— start Record extracts —
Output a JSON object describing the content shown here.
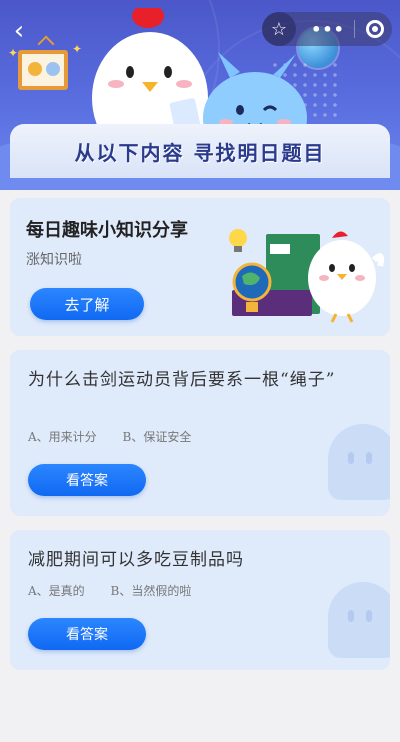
{
  "hero": {
    "banner_title": "从以下内容  寻找明日题目"
  },
  "nav": {
    "back_icon": "chevron-left-icon",
    "star_icon": "star-outline-icon",
    "more_icon": "more-dots-icon",
    "close_icon": "target-close-icon"
  },
  "feature_card": {
    "title": "每日趣味小知识分享",
    "subtitle": "涨知识啦",
    "button_label": "去了解"
  },
  "questions": [
    {
      "title": "为什么击剑运动员背后要系一根“绳子”",
      "options": [
        "A、用来计分",
        "B、保证安全"
      ],
      "button_label": "看答案"
    },
    {
      "title": "减肥期间可以多吃豆制品吗",
      "options": [
        "A、是真的",
        "B、当然假的啦"
      ],
      "button_label": "看答案"
    }
  ],
  "colors": {
    "primary_button": "#1a73f5",
    "card_bg": "#dfeafb",
    "hero_bg": "#5263d6",
    "banner_text": "#2a3a8c"
  }
}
— end Record extracts —
Task directions
Take the listing above and restate it word for word, without its pictures.

Response to the exercise
Output a JSON object describing the content shown here.
{
  "hero": {
    "banner_title": "从以下内容  寻找明日题目"
  },
  "nav": {
    "back_icon": "chevron-left-icon",
    "star_icon": "star-outline-icon",
    "more_icon": "more-dots-icon",
    "close_icon": "target-close-icon"
  },
  "feature_card": {
    "title": "每日趣味小知识分享",
    "subtitle": "涨知识啦",
    "button_label": "去了解"
  },
  "questions": [
    {
      "title": "为什么击剑运动员背后要系一根“绳子”",
      "options": [
        "A、用来计分",
        "B、保证安全"
      ],
      "button_label": "看答案"
    },
    {
      "title": "减肥期间可以多吃豆制品吗",
      "options": [
        "A、是真的",
        "B、当然假的啦"
      ],
      "button_label": "看答案"
    }
  ],
  "colors": {
    "primary_button": "#1a73f5",
    "card_bg": "#dfeafb",
    "hero_bg": "#5263d6",
    "banner_text": "#2a3a8c"
  }
}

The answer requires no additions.